- **GIVEN INSTRUCTION**:
Return all lines with the word "icon" in them.

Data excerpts
## start

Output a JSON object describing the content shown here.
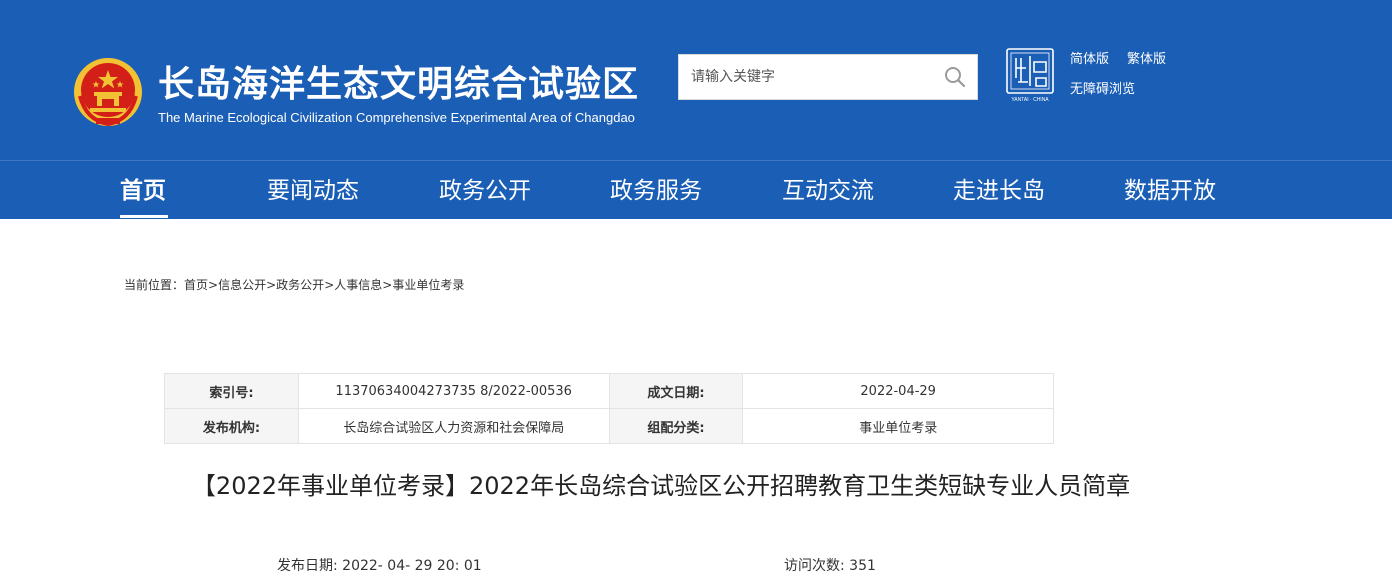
{
  "header": {
    "title_cn": "长岛海洋生态文明综合试验区",
    "title_en": "The Marine Ecological Civilization Comprehensive Experimental Area of Changdao",
    "search": {
      "placeholder": "请输入关键字",
      "icon": "search-icon"
    },
    "seal_logo": {
      "icon": "yantai-china-seal-icon",
      "caption": "YANTAI · CHINA"
    },
    "lang_simplified": "简体版",
    "lang_traditional": "繁体版",
    "accessible": "无障碍浏览",
    "colors": {
      "brand_blue": "#1b5eb5",
      "emblem_red": "#d21f18",
      "emblem_gold": "#f3c234"
    }
  },
  "nav": {
    "items": [
      {
        "label": "首页",
        "active": true
      },
      {
        "label": "要闻动态"
      },
      {
        "label": "政务公开"
      },
      {
        "label": "政务服务"
      },
      {
        "label": "互动交流"
      },
      {
        "label": "走进长岛"
      },
      {
        "label": "数据开放"
      }
    ]
  },
  "breadcrumb": {
    "prefix": "当前位置：",
    "items": [
      "首页",
      "信息公开",
      "政务公开",
      "人事信息",
      "事业单位考录"
    ],
    "separator": ">"
  },
  "meta": {
    "index_label": "索引号:",
    "index_value": "11370634004273735 8/2022-00536",
    "date_label": "成文日期:",
    "date_value": "2022-04-29",
    "org_label": "发布机构:",
    "org_value": "长岛综合试验区人力资源和社会保障局",
    "category_label": "组配分类:",
    "category_value": "事业单位考录"
  },
  "article": {
    "title": "【2022年事业单位考录】2022年长岛综合试验区公开招聘教育卫生类短缺专业人员简章",
    "publish_date": "发布日期:   2022- 04- 29 20: 01",
    "visits": "访问次数: 351"
  }
}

## end

- **EXPECTED ANSWER**:
      "icon": "search-icon"
      "icon": "yantai-china-seal-icon",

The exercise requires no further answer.